* **REQUIRED TASK**
Skip the images. Copy the records exactly as written.

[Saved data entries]
■ ■ ■ ■ ■

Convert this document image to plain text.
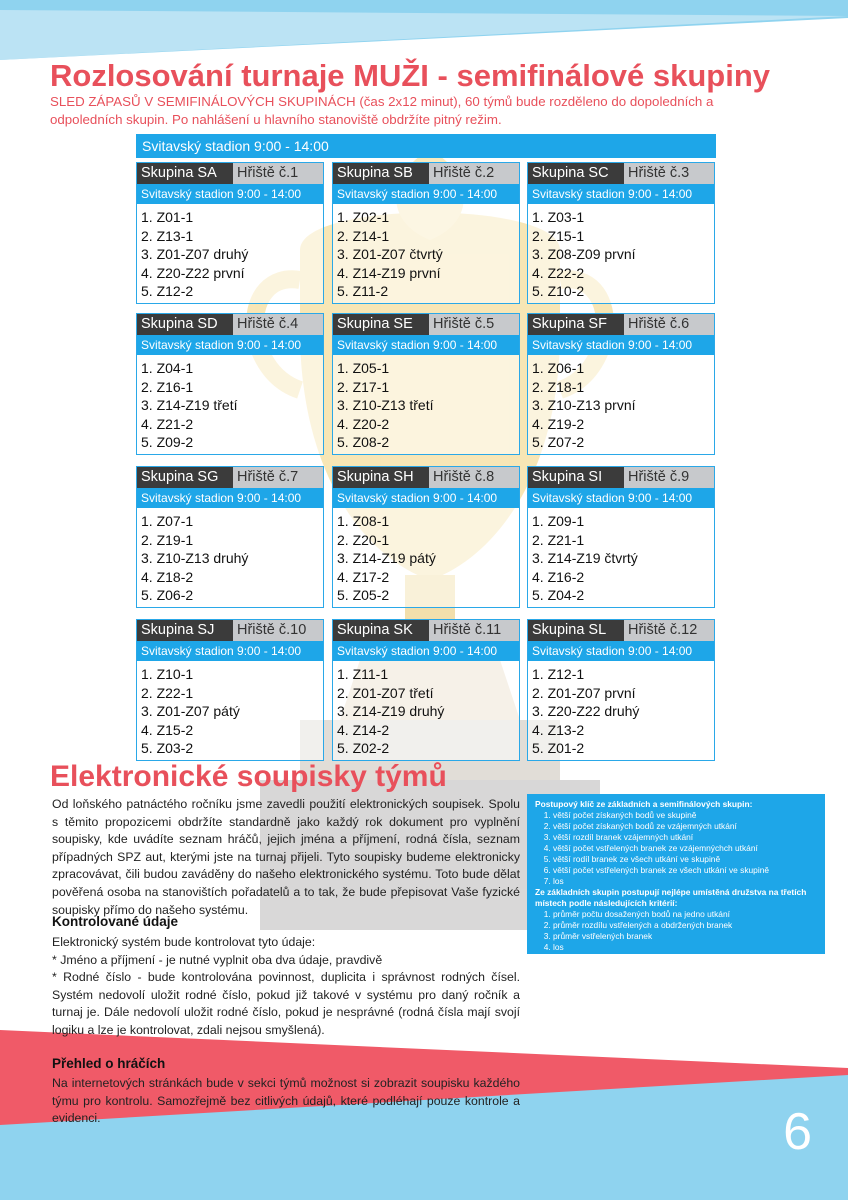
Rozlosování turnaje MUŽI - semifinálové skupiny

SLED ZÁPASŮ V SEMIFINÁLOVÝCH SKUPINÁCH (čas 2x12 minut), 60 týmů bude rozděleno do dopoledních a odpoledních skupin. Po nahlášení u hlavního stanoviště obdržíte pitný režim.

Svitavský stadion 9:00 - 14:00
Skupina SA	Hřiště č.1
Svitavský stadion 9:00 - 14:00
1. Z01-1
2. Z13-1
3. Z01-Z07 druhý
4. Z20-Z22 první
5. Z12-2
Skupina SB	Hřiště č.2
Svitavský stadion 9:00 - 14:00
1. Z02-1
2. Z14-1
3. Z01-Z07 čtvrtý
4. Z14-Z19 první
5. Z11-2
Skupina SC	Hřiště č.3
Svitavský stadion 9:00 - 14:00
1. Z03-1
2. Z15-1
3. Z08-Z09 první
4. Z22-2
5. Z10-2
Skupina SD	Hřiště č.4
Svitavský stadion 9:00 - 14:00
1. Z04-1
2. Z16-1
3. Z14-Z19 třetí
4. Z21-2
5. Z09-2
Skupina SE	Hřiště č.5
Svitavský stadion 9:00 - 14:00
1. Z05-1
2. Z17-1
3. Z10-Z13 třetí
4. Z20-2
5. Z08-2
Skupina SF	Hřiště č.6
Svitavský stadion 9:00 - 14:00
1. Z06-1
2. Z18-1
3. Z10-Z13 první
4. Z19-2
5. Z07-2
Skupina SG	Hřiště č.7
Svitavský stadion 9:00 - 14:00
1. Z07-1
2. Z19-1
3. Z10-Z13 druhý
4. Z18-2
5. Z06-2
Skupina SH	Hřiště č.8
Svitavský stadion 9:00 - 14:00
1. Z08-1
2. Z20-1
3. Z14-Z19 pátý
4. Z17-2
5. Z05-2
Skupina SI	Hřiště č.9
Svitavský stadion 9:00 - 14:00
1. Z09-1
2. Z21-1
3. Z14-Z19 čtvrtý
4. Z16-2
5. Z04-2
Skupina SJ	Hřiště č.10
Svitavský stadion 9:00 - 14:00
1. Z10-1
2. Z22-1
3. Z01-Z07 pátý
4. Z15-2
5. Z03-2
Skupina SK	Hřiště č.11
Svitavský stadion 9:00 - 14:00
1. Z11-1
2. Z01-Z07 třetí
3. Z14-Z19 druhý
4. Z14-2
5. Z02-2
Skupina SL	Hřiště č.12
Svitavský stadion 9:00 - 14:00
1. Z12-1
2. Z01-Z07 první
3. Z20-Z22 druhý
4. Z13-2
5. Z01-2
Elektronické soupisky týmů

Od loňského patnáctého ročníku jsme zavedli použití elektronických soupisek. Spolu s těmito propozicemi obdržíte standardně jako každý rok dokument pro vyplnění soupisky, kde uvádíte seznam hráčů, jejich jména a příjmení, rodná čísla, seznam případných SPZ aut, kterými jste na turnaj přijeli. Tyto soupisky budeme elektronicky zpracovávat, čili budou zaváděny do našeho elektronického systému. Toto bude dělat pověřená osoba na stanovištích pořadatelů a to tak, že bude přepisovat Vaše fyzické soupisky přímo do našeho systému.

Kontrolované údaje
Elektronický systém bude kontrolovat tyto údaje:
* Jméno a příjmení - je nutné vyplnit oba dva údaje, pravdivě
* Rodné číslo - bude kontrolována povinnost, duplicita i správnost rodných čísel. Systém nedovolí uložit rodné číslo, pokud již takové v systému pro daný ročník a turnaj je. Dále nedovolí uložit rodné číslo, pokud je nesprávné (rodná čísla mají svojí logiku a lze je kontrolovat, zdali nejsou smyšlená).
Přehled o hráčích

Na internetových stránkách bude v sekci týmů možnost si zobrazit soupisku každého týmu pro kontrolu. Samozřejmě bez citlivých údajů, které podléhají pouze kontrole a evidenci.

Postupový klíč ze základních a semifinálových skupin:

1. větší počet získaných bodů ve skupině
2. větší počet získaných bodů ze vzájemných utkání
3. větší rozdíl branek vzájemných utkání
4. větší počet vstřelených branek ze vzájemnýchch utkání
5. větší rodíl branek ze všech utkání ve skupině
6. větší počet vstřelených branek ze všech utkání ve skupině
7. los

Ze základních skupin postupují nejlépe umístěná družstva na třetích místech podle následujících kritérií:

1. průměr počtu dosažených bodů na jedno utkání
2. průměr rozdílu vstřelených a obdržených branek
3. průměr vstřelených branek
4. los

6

■ ■ ■ ■ ■

* **SOLUTION**
Convert this document image to plain text.
Rozlosování turnaje MUŽI - semifinálové skupiny

SLED ZÁPASŮ V SEMIFINÁLOVÝCH SKUPINÁCH (čas 2x12 minut), 60 týmů bude rozděleno do dopoledních a odpoledních skupin. Po nahlášení u hlavního stanoviště obdržíte pitný režim.

Svitavský stadion 9:00 - 14:00
Skupina SA	Hřiště č.1
Svitavský stadion 9:00 - 14:00
1. Z01-1
2. Z13-1
3. Z01-Z07 druhý
4. Z20-Z22 první
5. Z12-2
Skupina SB	Hřiště č.2
Svitavský stadion 9:00 - 14:00
1. Z02-1
2. Z14-1
3. Z01-Z07 čtvrtý
4. Z14-Z19 první
5. Z11-2
Skupina SC	Hřiště č.3
Svitavský stadion 9:00 - 14:00
1. Z03-1
2. Z15-1
3. Z08-Z09 první
4. Z22-2
5. Z10-2
Skupina SD	Hřiště č.4
Svitavský stadion 9:00 - 14:00
1. Z04-1
2. Z16-1
3. Z14-Z19 třetí
4. Z21-2
5. Z09-2
Skupina SE	Hřiště č.5
Svitavský stadion 9:00 - 14:00
1. Z05-1
2. Z17-1
3. Z10-Z13 třetí
4. Z20-2
5. Z08-2
Skupina SF	Hřiště č.6
Svitavský stadion 9:00 - 14:00
1. Z06-1
2. Z18-1
3. Z10-Z13 první
4. Z19-2
5. Z07-2
Skupina SG	Hřiště č.7
Svitavský stadion 9:00 - 14:00
1. Z07-1
2. Z19-1
3. Z10-Z13 druhý
4. Z18-2
5. Z06-2
Skupina SH	Hřiště č.8
Svitavský stadion 9:00 - 14:00
1. Z08-1
2. Z20-1
3. Z14-Z19 pátý
4. Z17-2
5. Z05-2
Skupina SI	Hřiště č.9
Svitavský stadion 9:00 - 14:00
1. Z09-1
2. Z21-1
3. Z14-Z19 čtvrtý
4. Z16-2
5. Z04-2
Skupina SJ	Hřiště č.10
Svitavský stadion 9:00 - 14:00
1. Z10-1
2. Z22-1
3. Z01-Z07 pátý
4. Z15-2
5. Z03-2
Skupina SK	Hřiště č.11
Svitavský stadion 9:00 - 14:00
1. Z11-1
2. Z01-Z07 třetí
3. Z14-Z19 druhý
4. Z14-2
5. Z02-2
Skupina SL	Hřiště č.12
Svitavský stadion 9:00 - 14:00
1. Z12-1
2. Z01-Z07 první
3. Z20-Z22 druhý
4. Z13-2
5. Z01-2
Elektronické soupisky týmů

Od loňského patnáctého ročníku jsme zavedli použití elektronických soupisek. Spolu s těmito propozicemi obdržíte standardně jako každý rok dokument pro vyplnění soupisky, kde uvádíte seznam hráčů, jejich jména a příjmení, rodná čísla, seznam případných SPZ aut, kterými jste na turnaj přijeli. Tyto soupisky budeme elektronicky zpracovávat, čili budou zaváděny do našeho elektronického systému. Toto bude dělat pověřená osoba na stanovištích pořadatelů a to tak, že bude přepisovat Vaše fyzické soupisky přímo do našeho systému.

Kontrolované údaje
Elektronický systém bude kontrolovat tyto údaje:
* Jméno a příjmení - je nutné vyplnit oba dva údaje, pravdivě
* Rodné číslo - bude kontrolována povinnost, duplicita i správnost rodných čísel. Systém nedovolí uložit rodné číslo, pokud již takové v systému pro daný ročník a turnaj je. Dále nedovolí uložit rodné číslo, pokud je nesprávné (rodná čísla mají svojí logiku a lze je kontrolovat, zdali nejsou smyšlená).
Přehled o hráčích

Na internetových stránkách bude v sekci týmů možnost si zobrazit soupisku každého týmu pro kontrolu. Samozřejmě bez citlivých údajů, které podléhají pouze kontrole a evidenci.

Postupový klíč ze základních a semifinálových skupin:

1. větší počet získaných bodů ve skupině
2. větší počet získaných bodů ze vzájemných utkání
3. větší rozdíl branek vzájemných utkání
4. větší počet vstřelených branek ze vzájemnýchch utkání
5. větší rodíl branek ze všech utkání ve skupině
6. větší počet vstřelených branek ze všech utkání ve skupině
7. los

Ze základních skupin postupují nejlépe umístěná družstva na třetích místech podle následujících kritérií:

1. průměr počtu dosažených bodů na jedno utkání
2. průměr rozdílu vstřelených a obdržených branek
3. průměr vstřelených branek
4. los

6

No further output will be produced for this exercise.